### PROBLEM
Write out the material again exactly, please, and omit the pictures.
START
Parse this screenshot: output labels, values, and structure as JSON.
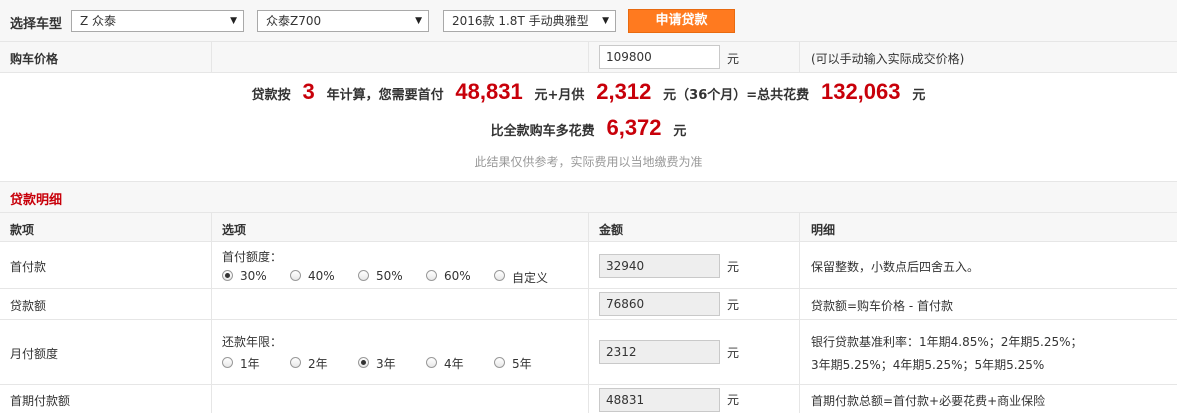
{
  "selector": {
    "label": "选择车型",
    "brand": "Z 众泰",
    "series": "众泰Z700",
    "model": "2016款 1.8T 手动典雅型",
    "apply_button": "申请贷款"
  },
  "price_row": {
    "label": "购车价格",
    "value": "109800",
    "unit": "元",
    "hint": "(可以手动输入实际成交价格)"
  },
  "summary": {
    "line1_a": "贷款按",
    "years": "3",
    "line1_b": "年计算，您需要首付",
    "down_payment": "48,831",
    "line1_c": "元+月供",
    "monthly": "2,312",
    "line1_d": "元（36个月）=总共花费",
    "total": "132,063",
    "line1_e": "元",
    "line2_a": "比全款购车多花费",
    "extra": "6,372",
    "line2_b": "元",
    "note": "此结果仅供参考，实际费用以当地缴费为准"
  },
  "section_title": "贷款明细",
  "table": {
    "headers": [
      "款项",
      "选项",
      "金额",
      "明细"
    ],
    "rows": {
      "down": {
        "name": "首付款",
        "option_label": "首付额度：",
        "options": [
          "30%",
          "40%",
          "50%",
          "60%",
          "自定义"
        ],
        "selected": "30%",
        "amount": "32940",
        "unit": "元",
        "detail": "保留整数，小数点后四舍五入。"
      },
      "loan": {
        "name": "贷款额",
        "amount": "76860",
        "unit": "元",
        "detail": "贷款额=购车价格 - 首付款"
      },
      "monthly": {
        "name": "月付额度",
        "option_label": "还款年限：",
        "options": [
          "1年",
          "2年",
          "3年",
          "4年",
          "5年"
        ],
        "selected": "3年",
        "amount": "2312",
        "unit": "元",
        "detail_1": "银行贷款基准利率：1年期4.85%；2年期5.25%；",
        "detail_2": "3年期5.25%；4年期5.25%；5年期5.25%"
      },
      "first": {
        "name": "首期付款额",
        "amount": "48831",
        "unit": "元",
        "detail": "首期付款总额=首付款+必要花费+商业保险"
      }
    }
  },
  "colors": {
    "accent_red": "#c8000a",
    "button_orange": "#ff7a1f"
  }
}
END
### TASK ANSWER
Parse this screenshot: output labels, values, and structure as JSON.
{
  "selector": {
    "label": "选择车型",
    "brand": "Z 众泰",
    "series": "众泰Z700",
    "model": "2016款 1.8T 手动典雅型",
    "apply_button": "申请贷款"
  },
  "price_row": {
    "label": "购车价格",
    "value": "109800",
    "unit": "元",
    "hint": "(可以手动输入实际成交价格)"
  },
  "summary": {
    "line1_a": "贷款按",
    "years": "3",
    "line1_b": "年计算，您需要首付",
    "down_payment": "48,831",
    "line1_c": "元+月供",
    "monthly": "2,312",
    "line1_d": "元（36个月）=总共花费",
    "total": "132,063",
    "line1_e": "元",
    "line2_a": "比全款购车多花费",
    "extra": "6,372",
    "line2_b": "元",
    "note": "此结果仅供参考，实际费用以当地缴费为准"
  },
  "section_title": "贷款明细",
  "table": {
    "headers": [
      "款项",
      "选项",
      "金额",
      "明细"
    ],
    "rows": {
      "down": {
        "name": "首付款",
        "option_label": "首付额度：",
        "options": [
          "30%",
          "40%",
          "50%",
          "60%",
          "自定义"
        ],
        "selected": "30%",
        "amount": "32940",
        "unit": "元",
        "detail": "保留整数，小数点后四舍五入。"
      },
      "loan": {
        "name": "贷款额",
        "amount": "76860",
        "unit": "元",
        "detail": "贷款额=购车价格 - 首付款"
      },
      "monthly": {
        "name": "月付额度",
        "option_label": "还款年限：",
        "options": [
          "1年",
          "2年",
          "3年",
          "4年",
          "5年"
        ],
        "selected": "3年",
        "amount": "2312",
        "unit": "元",
        "detail_1": "银行贷款基准利率：1年期4.85%；2年期5.25%；",
        "detail_2": "3年期5.25%；4年期5.25%；5年期5.25%"
      },
      "first": {
        "name": "首期付款额",
        "amount": "48831",
        "unit": "元",
        "detail": "首期付款总额=首付款+必要花费+商业保险"
      }
    }
  },
  "colors": {
    "accent_red": "#c8000a",
    "button_orange": "#ff7a1f"
  }
}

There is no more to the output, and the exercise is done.